*DATA SUPPLIED:*
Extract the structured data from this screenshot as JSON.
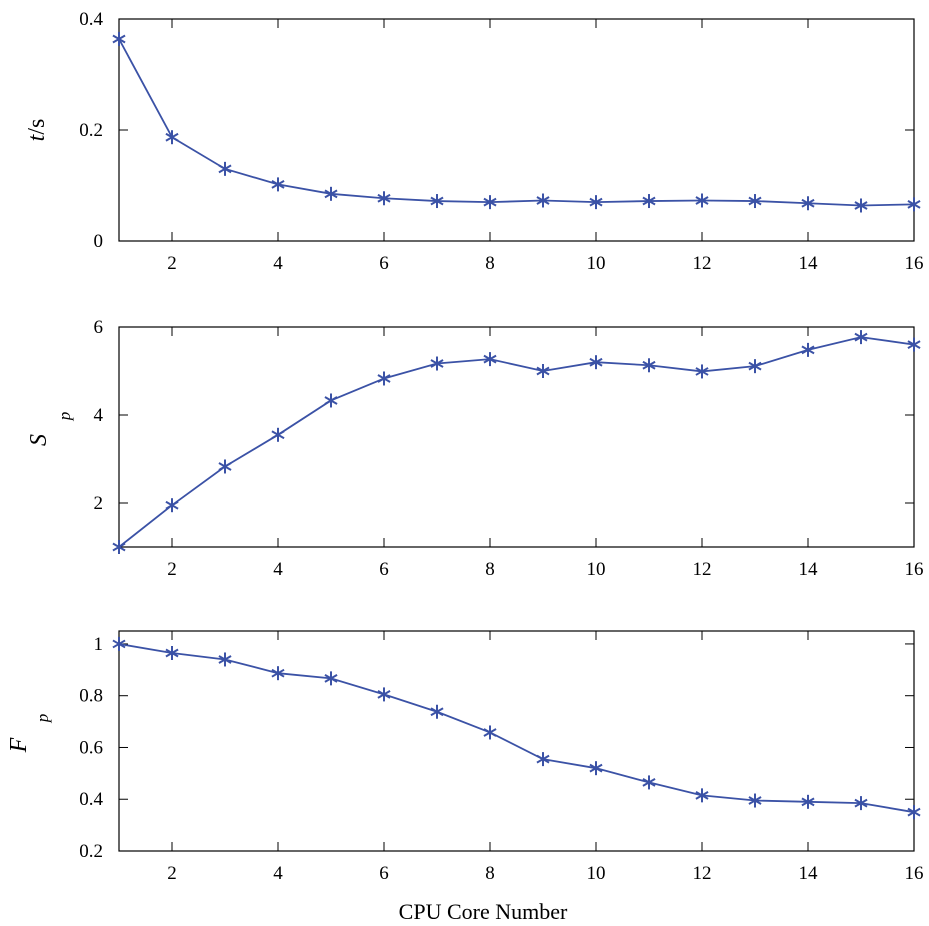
{
  "chart_data": [
    {
      "type": "line",
      "ylabel_main": "t",
      "ylabel_unit": "/s",
      "xlim": [
        1,
        16
      ],
      "ylim": [
        0,
        0.4
      ],
      "xticks": [
        2,
        4,
        6,
        8,
        10,
        12,
        14,
        16
      ],
      "yticks": [
        0,
        0.2,
        0.4
      ],
      "ytick_labels": [
        "0",
        "0.2",
        "0.4"
      ],
      "marker": "asterisk",
      "color": "#3b52a6",
      "series": [
        {
          "name": "t/s",
          "x": [
            1,
            2,
            3,
            4,
            5,
            6,
            7,
            8,
            9,
            10,
            11,
            12,
            13,
            14,
            15,
            16
          ],
          "values": [
            0.364,
            0.187,
            0.13,
            0.102,
            0.085,
            0.077,
            0.072,
            0.07,
            0.073,
            0.07,
            0.072,
            0.073,
            0.072,
            0.068,
            0.064,
            0.066
          ]
        }
      ]
    },
    {
      "type": "line",
      "ylabel_main": "S",
      "ylabel_sub": "p",
      "xlim": [
        1,
        16
      ],
      "ylim": [
        1,
        6
      ],
      "xticks": [
        2,
        4,
        6,
        8,
        10,
        12,
        14,
        16
      ],
      "yticks": [
        2,
        4,
        6
      ],
      "ytick_labels": [
        "2",
        "4",
        "6"
      ],
      "marker": "asterisk",
      "color": "#3b52a6",
      "series": [
        {
          "name": "Sp",
          "x": [
            1,
            2,
            3,
            4,
            5,
            6,
            7,
            8,
            9,
            10,
            11,
            12,
            13,
            14,
            15,
            16
          ],
          "values": [
            1.0,
            1.95,
            2.83,
            3.55,
            4.33,
            4.83,
            5.17,
            5.27,
            5.0,
            5.2,
            5.13,
            4.99,
            5.11,
            5.48,
            5.77,
            5.6
          ]
        }
      ]
    },
    {
      "type": "line",
      "ylabel_main": "F",
      "ylabel_sub": "p",
      "xlim": [
        1,
        16
      ],
      "ylim": [
        0.2,
        1.05
      ],
      "xticks": [
        2,
        4,
        6,
        8,
        10,
        12,
        14,
        16
      ],
      "yticks": [
        0.2,
        0.4,
        0.6,
        0.8,
        1
      ],
      "ytick_labels": [
        "0.2",
        "0.4",
        "0.6",
        "0.8",
        "1"
      ],
      "marker": "asterisk",
      "color": "#3b52a6",
      "series": [
        {
          "name": "Fp",
          "x": [
            1,
            2,
            3,
            4,
            5,
            6,
            7,
            8,
            9,
            10,
            11,
            12,
            13,
            14,
            15,
            16
          ],
          "values": [
            1.0,
            0.965,
            0.94,
            0.887,
            0.867,
            0.805,
            0.738,
            0.658,
            0.555,
            0.52,
            0.465,
            0.415,
            0.395,
            0.39,
            0.385,
            0.35
          ]
        }
      ]
    }
  ],
  "xlabel": "CPU Core Number",
  "xtick_labels": [
    "2",
    "4",
    "6",
    "8",
    "10",
    "12",
    "14",
    "16"
  ]
}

*DIRECTION:*
Write out the whole listing again, exactly, with no pictures.

*TASK ANSWER:*
Extract the structured data from this screenshot as JSON.
{
  "chart_data": [
    {
      "type": "line",
      "ylabel_main": "t",
      "ylabel_unit": "/s",
      "xlim": [
        1,
        16
      ],
      "ylim": [
        0,
        0.4
      ],
      "xticks": [
        2,
        4,
        6,
        8,
        10,
        12,
        14,
        16
      ],
      "yticks": [
        0,
        0.2,
        0.4
      ],
      "ytick_labels": [
        "0",
        "0.2",
        "0.4"
      ],
      "marker": "asterisk",
      "color": "#3b52a6",
      "series": [
        {
          "name": "t/s",
          "x": [
            1,
            2,
            3,
            4,
            5,
            6,
            7,
            8,
            9,
            10,
            11,
            12,
            13,
            14,
            15,
            16
          ],
          "values": [
            0.364,
            0.187,
            0.13,
            0.102,
            0.085,
            0.077,
            0.072,
            0.07,
            0.073,
            0.07,
            0.072,
            0.073,
            0.072,
            0.068,
            0.064,
            0.066
          ]
        }
      ]
    },
    {
      "type": "line",
      "ylabel_main": "S",
      "ylabel_sub": "p",
      "xlim": [
        1,
        16
      ],
      "ylim": [
        1,
        6
      ],
      "xticks": [
        2,
        4,
        6,
        8,
        10,
        12,
        14,
        16
      ],
      "yticks": [
        2,
        4,
        6
      ],
      "ytick_labels": [
        "2",
        "4",
        "6"
      ],
      "marker": "asterisk",
      "color": "#3b52a6",
      "series": [
        {
          "name": "Sp",
          "x": [
            1,
            2,
            3,
            4,
            5,
            6,
            7,
            8,
            9,
            10,
            11,
            12,
            13,
            14,
            15,
            16
          ],
          "values": [
            1.0,
            1.95,
            2.83,
            3.55,
            4.33,
            4.83,
            5.17,
            5.27,
            5.0,
            5.2,
            5.13,
            4.99,
            5.11,
            5.48,
            5.77,
            5.6
          ]
        }
      ]
    },
    {
      "type": "line",
      "ylabel_main": "F",
      "ylabel_sub": "p",
      "xlim": [
        1,
        16
      ],
      "ylim": [
        0.2,
        1.05
      ],
      "xticks": [
        2,
        4,
        6,
        8,
        10,
        12,
        14,
        16
      ],
      "yticks": [
        0.2,
        0.4,
        0.6,
        0.8,
        1
      ],
      "ytick_labels": [
        "0.2",
        "0.4",
        "0.6",
        "0.8",
        "1"
      ],
      "marker": "asterisk",
      "color": "#3b52a6",
      "series": [
        {
          "name": "Fp",
          "x": [
            1,
            2,
            3,
            4,
            5,
            6,
            7,
            8,
            9,
            10,
            11,
            12,
            13,
            14,
            15,
            16
          ],
          "values": [
            1.0,
            0.965,
            0.94,
            0.887,
            0.867,
            0.805,
            0.738,
            0.658,
            0.555,
            0.52,
            0.465,
            0.415,
            0.395,
            0.39,
            0.385,
            0.35
          ]
        }
      ]
    }
  ],
  "xlabel": "CPU Core Number",
  "xtick_labels": [
    "2",
    "4",
    "6",
    "8",
    "10",
    "12",
    "14",
    "16"
  ]
}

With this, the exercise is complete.